• _TASK GOAL_
Only the number is wanted: tally the lines below that contain the word "активности".

--- BEGIN DATA FOR THIS TASK ---

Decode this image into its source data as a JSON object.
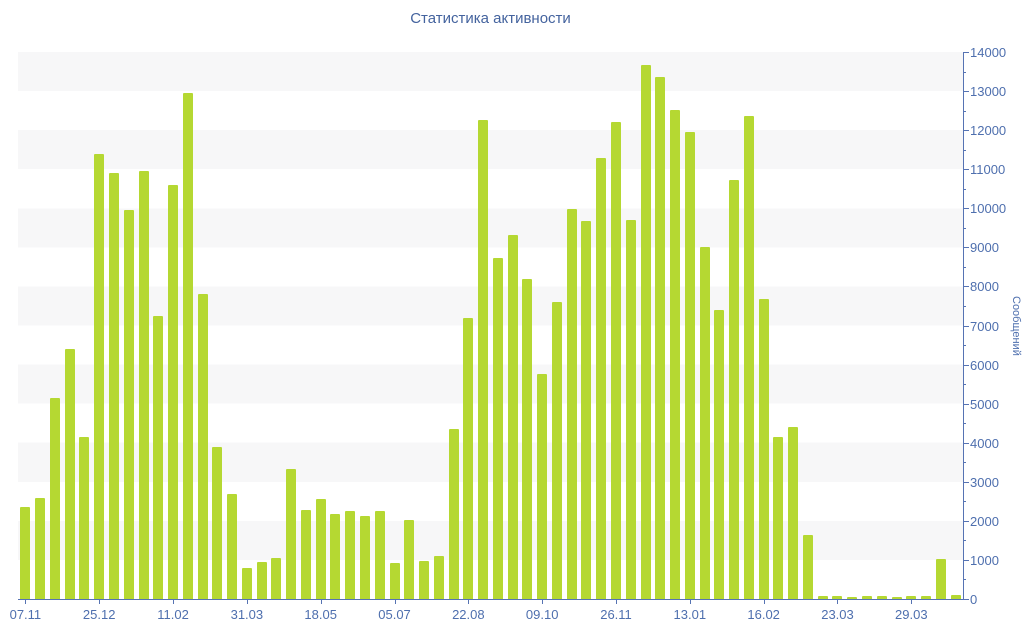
{
  "title": "Статистика активности",
  "y_axis": {
    "label": "Сообщений",
    "tick_labels": [
      "0",
      "1000",
      "2000",
      "3000",
      "4000",
      "5000",
      "6000",
      "7000",
      "8000",
      "9000",
      "10000",
      "11000",
      "12000",
      "13000",
      "14000"
    ]
  },
  "x_axis": {
    "tick_labels": [
      "07.11",
      "25.12",
      "11.02",
      "31.03",
      "18.05",
      "05.07",
      "22.08",
      "09.10",
      "26.11",
      "13.01",
      "16.02",
      "23.03",
      "29.03"
    ],
    "tick_every": 5
  },
  "chart_data": {
    "type": "bar",
    "title": "Статистика активности",
    "xlabel": "",
    "ylabel": "Сообщений",
    "ylim": [
      0,
      14000
    ],
    "y_major_step": 1000,
    "y_minor_step": 500,
    "grid": "alternating horizontal bands (white / light gray per 1000)",
    "legend_position": "none",
    "x_tick_every": 5,
    "x_tick_labels": [
      "07.11",
      "25.12",
      "11.02",
      "31.03",
      "18.05",
      "05.07",
      "22.08",
      "09.10",
      "26.11",
      "13.01",
      "16.02",
      "23.03",
      "29.03"
    ],
    "values": [
      2350,
      2590,
      5150,
      6400,
      4150,
      11400,
      10900,
      9950,
      10950,
      7250,
      10600,
      12950,
      7800,
      3900,
      2700,
      790,
      960,
      1040,
      3330,
      2270,
      2560,
      2180,
      2260,
      2130,
      2260,
      920,
      2030,
      980,
      1090,
      4350,
      7200,
      12250,
      8740,
      9320,
      8180,
      5770,
      7590,
      9970,
      9670,
      11300,
      12200,
      9700,
      13680,
      13360,
      12510,
      11950,
      9010,
      7400,
      10730,
      12350,
      7690,
      4150,
      4400,
      1640,
      70,
      80,
      60,
      80,
      70,
      60,
      70,
      80,
      1030,
      90
    ]
  },
  "colors": {
    "bar": "#b5d832",
    "band": "#f7f7f8",
    "axis": "#5673b3",
    "tick_text": "#4e6fae",
    "title_text": "#44639e",
    "background": "#ffffff"
  }
}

--- END DATA FOR THIS TASK ---

• _ANSWER FOR THE TASK_
2